WHAT YOU SHOULD DO: Each entry must appear again exactly as it does in the source.

DATA SHOWN:
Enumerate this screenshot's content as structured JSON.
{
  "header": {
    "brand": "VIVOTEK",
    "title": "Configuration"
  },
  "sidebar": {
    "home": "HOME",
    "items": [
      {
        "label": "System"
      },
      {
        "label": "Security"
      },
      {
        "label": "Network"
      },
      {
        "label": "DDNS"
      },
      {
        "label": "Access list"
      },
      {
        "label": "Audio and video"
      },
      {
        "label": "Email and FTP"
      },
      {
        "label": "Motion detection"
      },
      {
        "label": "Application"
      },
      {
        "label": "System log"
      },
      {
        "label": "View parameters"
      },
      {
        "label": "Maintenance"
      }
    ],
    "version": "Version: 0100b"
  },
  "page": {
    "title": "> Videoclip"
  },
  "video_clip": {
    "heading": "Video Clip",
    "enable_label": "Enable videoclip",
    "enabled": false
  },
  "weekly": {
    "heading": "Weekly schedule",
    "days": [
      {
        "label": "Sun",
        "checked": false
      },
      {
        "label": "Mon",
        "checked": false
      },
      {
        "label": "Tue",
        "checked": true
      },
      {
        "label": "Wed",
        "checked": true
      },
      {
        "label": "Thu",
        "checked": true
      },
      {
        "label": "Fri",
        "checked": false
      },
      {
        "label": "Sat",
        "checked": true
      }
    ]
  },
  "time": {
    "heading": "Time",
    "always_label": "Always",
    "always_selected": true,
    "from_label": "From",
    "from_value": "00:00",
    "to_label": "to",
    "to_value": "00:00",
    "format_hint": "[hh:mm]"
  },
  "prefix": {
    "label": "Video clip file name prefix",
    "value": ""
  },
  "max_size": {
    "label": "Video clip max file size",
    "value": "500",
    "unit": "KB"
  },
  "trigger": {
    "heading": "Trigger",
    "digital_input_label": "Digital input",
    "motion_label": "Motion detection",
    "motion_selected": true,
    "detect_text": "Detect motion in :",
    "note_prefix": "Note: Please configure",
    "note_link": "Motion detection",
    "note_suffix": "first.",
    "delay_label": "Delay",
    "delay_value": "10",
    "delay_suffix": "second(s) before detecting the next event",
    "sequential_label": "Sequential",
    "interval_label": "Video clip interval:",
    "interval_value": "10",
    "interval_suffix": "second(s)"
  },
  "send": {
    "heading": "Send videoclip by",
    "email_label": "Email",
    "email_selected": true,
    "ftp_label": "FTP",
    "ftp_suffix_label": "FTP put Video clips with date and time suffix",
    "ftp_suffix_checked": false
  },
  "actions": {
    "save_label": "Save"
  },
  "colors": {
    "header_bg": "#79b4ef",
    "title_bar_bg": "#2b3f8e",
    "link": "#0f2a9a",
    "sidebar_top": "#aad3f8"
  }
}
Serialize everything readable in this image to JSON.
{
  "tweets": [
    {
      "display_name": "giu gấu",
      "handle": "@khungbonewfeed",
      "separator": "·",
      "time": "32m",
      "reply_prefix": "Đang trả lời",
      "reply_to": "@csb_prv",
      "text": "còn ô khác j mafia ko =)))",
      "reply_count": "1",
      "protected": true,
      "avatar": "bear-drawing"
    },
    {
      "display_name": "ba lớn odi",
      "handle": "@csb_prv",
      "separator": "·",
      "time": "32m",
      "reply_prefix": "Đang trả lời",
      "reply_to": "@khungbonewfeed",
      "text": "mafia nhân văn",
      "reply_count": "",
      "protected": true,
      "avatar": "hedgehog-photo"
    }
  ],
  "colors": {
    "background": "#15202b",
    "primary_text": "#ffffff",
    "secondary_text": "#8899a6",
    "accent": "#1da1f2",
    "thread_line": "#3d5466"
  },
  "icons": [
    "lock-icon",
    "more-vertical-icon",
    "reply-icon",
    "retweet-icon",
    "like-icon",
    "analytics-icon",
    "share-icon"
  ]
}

TASK RESULT:
Enumerate this screenshot's content as structured JSON.
{
  "header": {
    "brand": "VIVOTEK",
    "title": "Configuration"
  },
  "sidebar": {
    "home": "HOME",
    "items": [
      {
        "label": "System"
      },
      {
        "label": "Security"
      },
      {
        "label": "Network"
      },
      {
        "label": "DDNS"
      },
      {
        "label": "Access list"
      },
      {
        "label": "Audio and video"
      },
      {
        "label": "Email and FTP"
      },
      {
        "label": "Motion detection"
      },
      {
        "label": "Application"
      },
      {
        "label": "System log"
      },
      {
        "label": "View parameters"
      },
      {
        "label": "Maintenance"
      }
    ],
    "version": "Version: 0100b"
  },
  "page": {
    "title": "> Videoclip"
  },
  "video_clip": {
    "heading": "Video Clip",
    "enable_label": "Enable videoclip",
    "enabled": false
  },
  "weekly": {
    "heading": "Weekly schedule",
    "days": [
      {
        "label": "Sun",
        "checked": false
      },
      {
        "label": "Mon",
        "checked": false
      },
      {
        "label": "Tue",
        "checked": true
      },
      {
        "label": "Wed",
        "checked": true
      },
      {
        "label": "Thu",
        "checked": true
      },
      {
        "label": "Fri",
        "checked": false
      },
      {
        "label": "Sat",
        "checked": true
      }
    ]
  },
  "time": {
    "heading": "Time",
    "always_label": "Always",
    "always_selected": true,
    "from_label": "From",
    "from_value": "00:00",
    "to_label": "to",
    "to_value": "00:00",
    "format_hint": "[hh:mm]"
  },
  "prefix": {
    "label": "Video clip file name prefix",
    "value": ""
  },
  "max_size": {
    "label": "Video clip max file size",
    "value": "500",
    "unit": "KB"
  },
  "trigger": {
    "heading": "Trigger",
    "digital_input_label": "Digital input",
    "motion_label": "Motion detection",
    "motion_selected": true,
    "detect_text": "Detect motion in :",
    "note_prefix": "Note: Please configure",
    "note_link": "Motion detection",
    "note_suffix": "first.",
    "delay_label": "Delay",
    "delay_value": "10",
    "delay_suffix": "second(s) before detecting the next event",
    "sequential_label": "Sequential",
    "interval_label": "Video clip interval:",
    "interval_value": "10",
    "interval_suffix": "second(s)"
  },
  "send": {
    "heading": "Send videoclip by",
    "email_label": "Email",
    "email_selected": true,
    "ftp_label": "FTP",
    "ftp_suffix_label": "FTP put Video clips with date and time suffix",
    "ftp_suffix_checked": false
  },
  "actions": {
    "save_label": "Save"
  },
  "colors": {
    "header_bg": "#79b4ef",
    "title_bar_bg": "#2b3f8e",
    "link": "#0f2a9a",
    "sidebar_top": "#aad3f8"
  }
}
Serialize everything readable in this image to JSON.
{
  "tweets": [
    {
      "display_name": "giu gấu",
      "handle": "@khungbonewfeed",
      "separator": "·",
      "time": "32m",
      "reply_prefix": "Đang trả lời",
      "reply_to": "@csb_prv",
      "text": "còn ô khác j mafia ko =)))",
      "reply_count": "1",
      "protected": true,
      "avatar": "bear-drawing"
    },
    {
      "display_name": "ba lớn odi",
      "handle": "@csb_prv",
      "separator": "·",
      "time": "32m",
      "reply_prefix": "Đang trả lời",
      "reply_to": "@khungbonewfeed",
      "text": "mafia nhân văn",
      "reply_count": "",
      "protected": true,
      "avatar": "hedgehog-photo"
    }
  ],
  "colors": {
    "background": "#15202b",
    "primary_text": "#ffffff",
    "secondary_text": "#8899a6",
    "accent": "#1da1f2",
    "thread_line": "#3d5466"
  },
  "icons": [
    "lock-icon",
    "more-vertical-icon",
    "reply-icon",
    "retweet-icon",
    "like-icon",
    "analytics-icon",
    "share-icon"
  ]
}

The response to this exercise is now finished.